[Begin]

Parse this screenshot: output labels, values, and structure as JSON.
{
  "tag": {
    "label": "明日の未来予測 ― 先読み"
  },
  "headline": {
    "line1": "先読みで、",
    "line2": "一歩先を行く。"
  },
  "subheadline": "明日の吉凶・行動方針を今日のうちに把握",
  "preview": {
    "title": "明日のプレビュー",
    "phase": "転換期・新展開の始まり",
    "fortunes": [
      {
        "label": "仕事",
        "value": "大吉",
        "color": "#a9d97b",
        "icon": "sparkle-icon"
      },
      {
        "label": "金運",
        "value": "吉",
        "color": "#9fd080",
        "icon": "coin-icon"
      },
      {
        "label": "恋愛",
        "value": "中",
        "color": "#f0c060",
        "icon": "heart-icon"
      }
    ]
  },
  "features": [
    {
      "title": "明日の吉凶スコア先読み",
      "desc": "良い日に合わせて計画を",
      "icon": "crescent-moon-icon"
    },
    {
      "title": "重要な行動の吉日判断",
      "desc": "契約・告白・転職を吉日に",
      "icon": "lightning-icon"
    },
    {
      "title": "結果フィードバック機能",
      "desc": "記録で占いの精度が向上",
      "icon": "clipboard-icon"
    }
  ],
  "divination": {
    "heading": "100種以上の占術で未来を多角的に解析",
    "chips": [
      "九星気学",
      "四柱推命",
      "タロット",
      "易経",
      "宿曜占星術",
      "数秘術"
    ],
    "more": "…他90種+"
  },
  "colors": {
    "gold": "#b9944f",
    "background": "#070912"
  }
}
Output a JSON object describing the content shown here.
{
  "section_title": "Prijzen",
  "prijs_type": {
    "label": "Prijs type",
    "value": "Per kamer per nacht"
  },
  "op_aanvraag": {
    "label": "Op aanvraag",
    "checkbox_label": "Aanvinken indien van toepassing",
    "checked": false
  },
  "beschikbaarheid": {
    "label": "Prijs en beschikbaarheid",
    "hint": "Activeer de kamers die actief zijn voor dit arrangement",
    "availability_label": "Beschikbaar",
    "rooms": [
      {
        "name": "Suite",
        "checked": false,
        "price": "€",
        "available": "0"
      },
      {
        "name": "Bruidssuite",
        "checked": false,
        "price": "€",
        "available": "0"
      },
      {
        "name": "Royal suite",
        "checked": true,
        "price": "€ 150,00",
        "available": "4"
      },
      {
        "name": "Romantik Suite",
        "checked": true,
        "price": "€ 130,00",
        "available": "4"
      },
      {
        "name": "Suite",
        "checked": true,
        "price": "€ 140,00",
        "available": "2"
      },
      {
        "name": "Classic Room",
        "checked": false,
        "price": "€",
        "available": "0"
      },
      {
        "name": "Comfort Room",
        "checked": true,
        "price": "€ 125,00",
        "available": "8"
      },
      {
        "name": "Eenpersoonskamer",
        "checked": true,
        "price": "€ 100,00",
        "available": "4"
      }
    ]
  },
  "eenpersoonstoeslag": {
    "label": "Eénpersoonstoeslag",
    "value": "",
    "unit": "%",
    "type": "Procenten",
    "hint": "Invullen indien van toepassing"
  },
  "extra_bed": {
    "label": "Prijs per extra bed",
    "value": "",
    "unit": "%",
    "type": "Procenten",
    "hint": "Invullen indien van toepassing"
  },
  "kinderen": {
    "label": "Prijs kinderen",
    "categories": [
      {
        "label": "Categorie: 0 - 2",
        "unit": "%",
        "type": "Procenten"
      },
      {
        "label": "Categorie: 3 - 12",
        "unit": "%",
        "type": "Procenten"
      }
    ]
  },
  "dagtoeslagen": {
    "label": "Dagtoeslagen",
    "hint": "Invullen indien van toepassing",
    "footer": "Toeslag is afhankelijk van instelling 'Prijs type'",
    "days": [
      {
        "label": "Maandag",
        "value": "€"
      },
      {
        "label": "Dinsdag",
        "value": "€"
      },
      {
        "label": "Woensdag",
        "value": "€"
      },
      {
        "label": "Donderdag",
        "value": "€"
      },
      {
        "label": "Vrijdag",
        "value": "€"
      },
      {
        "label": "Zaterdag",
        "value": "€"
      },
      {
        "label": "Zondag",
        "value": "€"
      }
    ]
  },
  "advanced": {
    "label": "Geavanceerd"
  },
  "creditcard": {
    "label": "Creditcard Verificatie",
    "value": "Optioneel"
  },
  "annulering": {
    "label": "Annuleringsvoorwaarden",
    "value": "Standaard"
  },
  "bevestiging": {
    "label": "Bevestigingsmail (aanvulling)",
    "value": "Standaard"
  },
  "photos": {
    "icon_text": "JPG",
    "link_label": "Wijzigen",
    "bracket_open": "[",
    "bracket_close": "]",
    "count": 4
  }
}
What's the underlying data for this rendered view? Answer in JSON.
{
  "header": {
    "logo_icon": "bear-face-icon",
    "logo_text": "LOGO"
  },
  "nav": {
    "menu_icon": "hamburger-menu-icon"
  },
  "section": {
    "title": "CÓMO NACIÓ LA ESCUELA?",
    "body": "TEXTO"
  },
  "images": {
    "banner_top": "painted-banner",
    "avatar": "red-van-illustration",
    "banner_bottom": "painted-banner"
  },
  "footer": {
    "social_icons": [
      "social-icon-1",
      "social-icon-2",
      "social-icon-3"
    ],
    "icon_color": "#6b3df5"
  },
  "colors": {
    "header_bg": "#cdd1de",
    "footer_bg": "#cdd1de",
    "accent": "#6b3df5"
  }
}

[End]

> [Requirement]
Check each line of the entries for the string "this". Copy the lines that have it.

> [Expected answer]
Parse this screenshot: output labels, values, and structure as JSON.
What's the underlying data for this rendered view? Answer in JSON.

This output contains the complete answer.